— START Data supplied —
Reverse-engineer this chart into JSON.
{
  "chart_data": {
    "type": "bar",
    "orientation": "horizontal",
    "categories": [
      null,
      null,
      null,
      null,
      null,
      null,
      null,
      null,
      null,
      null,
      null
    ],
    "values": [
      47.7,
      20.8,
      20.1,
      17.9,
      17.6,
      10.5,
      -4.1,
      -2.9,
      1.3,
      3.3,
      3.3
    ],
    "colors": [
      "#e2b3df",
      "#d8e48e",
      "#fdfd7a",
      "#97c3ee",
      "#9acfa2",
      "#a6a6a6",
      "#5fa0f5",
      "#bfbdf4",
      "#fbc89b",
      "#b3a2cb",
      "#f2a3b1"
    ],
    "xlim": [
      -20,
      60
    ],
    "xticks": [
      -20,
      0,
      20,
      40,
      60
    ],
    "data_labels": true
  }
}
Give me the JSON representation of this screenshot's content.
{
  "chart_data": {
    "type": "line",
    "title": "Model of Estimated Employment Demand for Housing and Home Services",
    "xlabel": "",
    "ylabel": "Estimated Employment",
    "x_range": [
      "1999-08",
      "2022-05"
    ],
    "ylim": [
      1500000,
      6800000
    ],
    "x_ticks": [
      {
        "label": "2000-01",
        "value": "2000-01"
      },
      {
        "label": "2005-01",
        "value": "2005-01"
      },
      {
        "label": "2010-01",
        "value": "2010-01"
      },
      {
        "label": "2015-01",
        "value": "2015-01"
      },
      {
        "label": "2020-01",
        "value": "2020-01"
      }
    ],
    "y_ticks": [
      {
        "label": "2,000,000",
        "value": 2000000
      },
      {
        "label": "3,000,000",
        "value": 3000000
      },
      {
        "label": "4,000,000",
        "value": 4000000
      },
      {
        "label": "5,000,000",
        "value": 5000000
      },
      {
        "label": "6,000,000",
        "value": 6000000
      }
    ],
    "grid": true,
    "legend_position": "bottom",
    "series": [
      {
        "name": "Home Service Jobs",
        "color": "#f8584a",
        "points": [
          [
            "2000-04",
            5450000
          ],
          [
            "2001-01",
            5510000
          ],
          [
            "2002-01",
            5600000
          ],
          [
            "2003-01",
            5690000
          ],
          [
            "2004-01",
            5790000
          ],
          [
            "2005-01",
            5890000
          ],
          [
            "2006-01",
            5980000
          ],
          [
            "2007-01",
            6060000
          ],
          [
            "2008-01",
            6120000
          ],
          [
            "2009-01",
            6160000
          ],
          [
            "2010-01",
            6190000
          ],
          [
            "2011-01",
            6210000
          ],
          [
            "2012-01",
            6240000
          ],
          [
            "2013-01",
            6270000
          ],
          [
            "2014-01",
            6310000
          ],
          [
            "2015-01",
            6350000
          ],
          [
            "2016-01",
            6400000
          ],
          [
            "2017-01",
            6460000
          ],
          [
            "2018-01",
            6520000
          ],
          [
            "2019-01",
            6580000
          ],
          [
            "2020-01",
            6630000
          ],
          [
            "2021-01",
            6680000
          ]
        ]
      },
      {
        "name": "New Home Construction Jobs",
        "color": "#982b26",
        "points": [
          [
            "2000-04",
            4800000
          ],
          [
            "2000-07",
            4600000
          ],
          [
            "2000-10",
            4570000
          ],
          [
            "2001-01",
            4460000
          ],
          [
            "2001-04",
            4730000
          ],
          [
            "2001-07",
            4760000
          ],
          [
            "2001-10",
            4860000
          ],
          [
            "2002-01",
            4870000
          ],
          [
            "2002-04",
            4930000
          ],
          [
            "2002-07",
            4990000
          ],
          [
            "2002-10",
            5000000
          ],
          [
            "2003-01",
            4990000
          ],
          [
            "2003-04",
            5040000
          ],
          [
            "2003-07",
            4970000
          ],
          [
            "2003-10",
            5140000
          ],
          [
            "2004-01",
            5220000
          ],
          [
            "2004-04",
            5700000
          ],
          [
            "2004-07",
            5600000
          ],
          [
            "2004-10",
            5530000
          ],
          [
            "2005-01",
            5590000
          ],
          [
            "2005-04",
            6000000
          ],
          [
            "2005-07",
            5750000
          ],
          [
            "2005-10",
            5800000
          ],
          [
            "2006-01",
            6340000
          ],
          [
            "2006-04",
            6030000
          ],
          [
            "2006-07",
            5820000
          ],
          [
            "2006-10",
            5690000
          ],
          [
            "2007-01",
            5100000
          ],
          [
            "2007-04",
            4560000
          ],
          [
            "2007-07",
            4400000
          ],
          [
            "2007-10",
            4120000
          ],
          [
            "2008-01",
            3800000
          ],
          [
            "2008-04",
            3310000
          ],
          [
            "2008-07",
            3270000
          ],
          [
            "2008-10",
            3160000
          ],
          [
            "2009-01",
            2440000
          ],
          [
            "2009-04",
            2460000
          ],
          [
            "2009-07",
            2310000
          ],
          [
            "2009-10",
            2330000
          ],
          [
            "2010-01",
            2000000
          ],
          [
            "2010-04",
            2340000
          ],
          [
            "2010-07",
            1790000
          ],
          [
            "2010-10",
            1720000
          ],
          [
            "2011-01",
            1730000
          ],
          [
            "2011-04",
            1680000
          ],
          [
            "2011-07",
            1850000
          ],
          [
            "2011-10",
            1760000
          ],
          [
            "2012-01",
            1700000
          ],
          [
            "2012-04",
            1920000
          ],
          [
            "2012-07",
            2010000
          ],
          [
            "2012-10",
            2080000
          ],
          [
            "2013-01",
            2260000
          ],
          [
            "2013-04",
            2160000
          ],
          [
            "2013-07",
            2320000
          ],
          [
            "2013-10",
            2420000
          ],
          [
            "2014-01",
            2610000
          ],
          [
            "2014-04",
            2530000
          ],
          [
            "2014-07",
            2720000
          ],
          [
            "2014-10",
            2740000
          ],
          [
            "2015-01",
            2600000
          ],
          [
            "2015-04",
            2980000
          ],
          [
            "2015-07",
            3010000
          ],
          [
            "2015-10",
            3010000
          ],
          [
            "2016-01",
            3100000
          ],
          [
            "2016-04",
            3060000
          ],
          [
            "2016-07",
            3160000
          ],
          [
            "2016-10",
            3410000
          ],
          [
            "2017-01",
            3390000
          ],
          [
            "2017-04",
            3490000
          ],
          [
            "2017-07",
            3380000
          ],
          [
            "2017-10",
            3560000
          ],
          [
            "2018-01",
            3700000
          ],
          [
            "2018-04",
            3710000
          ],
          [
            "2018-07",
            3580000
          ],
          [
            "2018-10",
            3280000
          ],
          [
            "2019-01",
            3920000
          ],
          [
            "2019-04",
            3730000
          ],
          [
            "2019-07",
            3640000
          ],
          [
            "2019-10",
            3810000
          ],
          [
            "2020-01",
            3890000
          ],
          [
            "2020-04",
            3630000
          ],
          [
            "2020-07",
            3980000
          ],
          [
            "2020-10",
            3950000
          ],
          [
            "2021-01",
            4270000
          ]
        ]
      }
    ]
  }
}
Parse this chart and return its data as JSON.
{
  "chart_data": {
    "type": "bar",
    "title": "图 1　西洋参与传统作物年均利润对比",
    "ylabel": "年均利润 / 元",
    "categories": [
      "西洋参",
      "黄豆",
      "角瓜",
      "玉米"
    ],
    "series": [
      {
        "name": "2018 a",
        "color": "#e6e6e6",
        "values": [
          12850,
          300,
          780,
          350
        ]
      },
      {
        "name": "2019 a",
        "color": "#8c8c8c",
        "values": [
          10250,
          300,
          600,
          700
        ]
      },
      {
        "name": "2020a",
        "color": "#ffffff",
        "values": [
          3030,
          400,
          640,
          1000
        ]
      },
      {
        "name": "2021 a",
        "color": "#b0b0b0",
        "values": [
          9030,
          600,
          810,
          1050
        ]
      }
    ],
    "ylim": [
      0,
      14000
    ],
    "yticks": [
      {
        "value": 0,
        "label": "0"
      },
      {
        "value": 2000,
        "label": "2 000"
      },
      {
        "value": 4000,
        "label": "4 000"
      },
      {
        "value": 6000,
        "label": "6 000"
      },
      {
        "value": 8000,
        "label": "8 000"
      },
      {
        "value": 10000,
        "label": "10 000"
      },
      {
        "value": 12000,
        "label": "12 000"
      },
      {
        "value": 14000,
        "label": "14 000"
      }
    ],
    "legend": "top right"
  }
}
— END Data supplied —
▶ **Requirement**: All lines of the data above that include the word "Estimated" must be shown.

▶ **Exercise result**:
    "title": "Model of Estimated Employment Demand for Housing and Home Services",
    "ylabel": "Estimated Employment",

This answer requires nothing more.